- What to do:
Quote the whole listing verbatim.

- Data to process:

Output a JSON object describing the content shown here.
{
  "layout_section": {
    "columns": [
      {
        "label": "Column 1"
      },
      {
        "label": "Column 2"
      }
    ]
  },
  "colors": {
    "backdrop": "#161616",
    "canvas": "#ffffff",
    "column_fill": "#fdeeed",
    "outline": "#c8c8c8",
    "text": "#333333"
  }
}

- Exercise output:
Output a JSON object describing the content shown here.
{
  "layout_section": {
    "columns": [
      {
        "label": "Column 1"
      },
      {
        "label": "Column 2"
      }
    ]
  },
  "colors": {
    "backdrop": "#161616",
    "canvas": "#ffffff",
    "column_fill": "#fdeeed",
    "outline": "#c8c8c8",
    "text": "#333333"
  }
}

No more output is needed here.